▶ [SHORT PROBLEM]
Give every line of the material again, exactly as written.

>> Start RECORD EXTRACTS

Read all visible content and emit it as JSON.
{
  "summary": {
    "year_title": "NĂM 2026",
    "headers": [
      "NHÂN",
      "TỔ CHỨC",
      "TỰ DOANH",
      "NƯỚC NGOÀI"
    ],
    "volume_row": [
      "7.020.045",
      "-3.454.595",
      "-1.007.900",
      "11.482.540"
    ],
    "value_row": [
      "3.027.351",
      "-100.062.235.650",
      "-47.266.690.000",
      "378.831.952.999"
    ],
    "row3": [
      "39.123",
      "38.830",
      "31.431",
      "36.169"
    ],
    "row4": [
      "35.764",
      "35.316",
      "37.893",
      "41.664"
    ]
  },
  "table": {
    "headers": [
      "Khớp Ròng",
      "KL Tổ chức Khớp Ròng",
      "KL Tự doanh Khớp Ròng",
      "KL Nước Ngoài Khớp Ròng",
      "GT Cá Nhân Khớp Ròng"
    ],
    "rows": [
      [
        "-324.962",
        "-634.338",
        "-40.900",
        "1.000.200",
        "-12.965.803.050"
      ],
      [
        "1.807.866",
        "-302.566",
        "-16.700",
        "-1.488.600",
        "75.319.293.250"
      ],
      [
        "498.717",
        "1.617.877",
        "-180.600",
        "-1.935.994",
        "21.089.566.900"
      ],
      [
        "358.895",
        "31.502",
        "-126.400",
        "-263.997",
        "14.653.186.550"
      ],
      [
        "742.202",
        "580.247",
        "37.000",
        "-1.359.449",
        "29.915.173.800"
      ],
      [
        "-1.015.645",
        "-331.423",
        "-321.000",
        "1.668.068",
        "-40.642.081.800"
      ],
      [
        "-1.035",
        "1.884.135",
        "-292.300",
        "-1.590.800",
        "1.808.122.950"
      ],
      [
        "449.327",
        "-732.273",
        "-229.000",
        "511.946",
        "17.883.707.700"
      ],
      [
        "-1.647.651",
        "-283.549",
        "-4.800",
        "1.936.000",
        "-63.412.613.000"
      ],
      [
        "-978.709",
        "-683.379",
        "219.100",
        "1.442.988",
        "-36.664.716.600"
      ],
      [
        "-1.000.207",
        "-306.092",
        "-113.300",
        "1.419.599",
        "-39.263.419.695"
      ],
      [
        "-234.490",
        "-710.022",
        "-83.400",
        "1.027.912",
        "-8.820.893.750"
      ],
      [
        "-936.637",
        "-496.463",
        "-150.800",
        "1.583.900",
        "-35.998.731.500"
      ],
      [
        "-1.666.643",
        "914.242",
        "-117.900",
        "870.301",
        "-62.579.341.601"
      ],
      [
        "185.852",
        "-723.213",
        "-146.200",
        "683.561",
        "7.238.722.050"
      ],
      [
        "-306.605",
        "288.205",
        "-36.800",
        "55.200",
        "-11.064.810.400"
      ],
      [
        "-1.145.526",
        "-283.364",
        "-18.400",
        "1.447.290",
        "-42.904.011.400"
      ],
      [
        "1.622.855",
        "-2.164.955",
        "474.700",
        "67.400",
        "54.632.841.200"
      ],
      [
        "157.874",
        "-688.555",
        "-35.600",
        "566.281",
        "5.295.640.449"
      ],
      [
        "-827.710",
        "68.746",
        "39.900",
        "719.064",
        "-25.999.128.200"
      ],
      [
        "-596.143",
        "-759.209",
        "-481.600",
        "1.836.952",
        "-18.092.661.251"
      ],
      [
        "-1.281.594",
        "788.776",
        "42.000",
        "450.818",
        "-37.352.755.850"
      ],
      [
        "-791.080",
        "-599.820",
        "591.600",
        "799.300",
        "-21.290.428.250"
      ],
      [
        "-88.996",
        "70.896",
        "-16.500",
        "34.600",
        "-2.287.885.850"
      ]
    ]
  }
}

>> End RECORD EXTRACTS

▶ [WRITTEN ANSWER]
Read all visible content and emit it as JSON.
{
  "summary": {
    "year_title": "NĂM 2026",
    "headers": [
      "NHÂN",
      "TỔ CHỨC",
      "TỰ DOANH",
      "NƯỚC NGOÀI"
    ],
    "volume_row": [
      "7.020.045",
      "-3.454.595",
      "-1.007.900",
      "11.482.540"
    ],
    "value_row": [
      "3.027.351",
      "-100.062.235.650",
      "-47.266.690.000",
      "378.831.952.999"
    ],
    "row3": [
      "39.123",
      "38.830",
      "31.431",
      "36.169"
    ],
    "row4": [
      "35.764",
      "35.316",
      "37.893",
      "41.664"
    ]
  },
  "table": {
    "headers": [
      "Khớp Ròng",
      "KL Tổ chức Khớp Ròng",
      "KL Tự doanh Khớp Ròng",
      "KL Nước Ngoài Khớp Ròng",
      "GT Cá Nhân Khớp Ròng"
    ],
    "rows": [
      [
        "-324.962",
        "-634.338",
        "-40.900",
        "1.000.200",
        "-12.965.803.050"
      ],
      [
        "1.807.866",
        "-302.566",
        "-16.700",
        "-1.488.600",
        "75.319.293.250"
      ],
      [
        "498.717",
        "1.617.877",
        "-180.600",
        "-1.935.994",
        "21.089.566.900"
      ],
      [
        "358.895",
        "31.502",
        "-126.400",
        "-263.997",
        "14.653.186.550"
      ],
      [
        "742.202",
        "580.247",
        "37.000",
        "-1.359.449",
        "29.915.173.800"
      ],
      [
        "-1.015.645",
        "-331.423",
        "-321.000",
        "1.668.068",
        "-40.642.081.800"
      ],
      [
        "-1.035",
        "1.884.135",
        "-292.300",
        "-1.590.800",
        "1.808.122.950"
      ],
      [
        "449.327",
        "-732.273",
        "-229.000",
        "511.946",
        "17.883.707.700"
      ],
      [
        "-1.647.651",
        "-283.549",
        "-4.800",
        "1.936.000",
        "-63.412.613.000"
      ],
      [
        "-978.709",
        "-683.379",
        "219.100",
        "1.442.988",
        "-36.664.716.600"
      ],
      [
        "-1.000.207",
        "-306.092",
        "-113.300",
        "1.419.599",
        "-39.263.419.695"
      ],
      [
        "-234.490",
        "-710.022",
        "-83.400",
        "1.027.912",
        "-8.820.893.750"
      ],
      [
        "-936.637",
        "-496.463",
        "-150.800",
        "1.583.900",
        "-35.998.731.500"
      ],
      [
        "-1.666.643",
        "914.242",
        "-117.900",
        "870.301",
        "-62.579.341.601"
      ],
      [
        "185.852",
        "-723.213",
        "-146.200",
        "683.561",
        "7.238.722.050"
      ],
      [
        "-306.605",
        "288.205",
        "-36.800",
        "55.200",
        "-11.064.810.400"
      ],
      [
        "-1.145.526",
        "-283.364",
        "-18.400",
        "1.447.290",
        "-42.904.011.400"
      ],
      [
        "1.622.855",
        "-2.164.955",
        "474.700",
        "67.400",
        "54.632.841.200"
      ],
      [
        "157.874",
        "-688.555",
        "-35.600",
        "566.281",
        "5.295.640.449"
      ],
      [
        "-827.710",
        "68.746",
        "39.900",
        "719.064",
        "-25.999.128.200"
      ],
      [
        "-596.143",
        "-759.209",
        "-481.600",
        "1.836.952",
        "-18.092.661.251"
      ],
      [
        "-1.281.594",
        "788.776",
        "42.000",
        "450.818",
        "-37.352.755.850"
      ],
      [
        "-791.080",
        "-599.820",
        "591.600",
        "799.300",
        "-21.290.428.250"
      ],
      [
        "-88.996",
        "70.896",
        "-16.500",
        "34.600",
        "-2.287.885.850"
      ]
    ]
  }
}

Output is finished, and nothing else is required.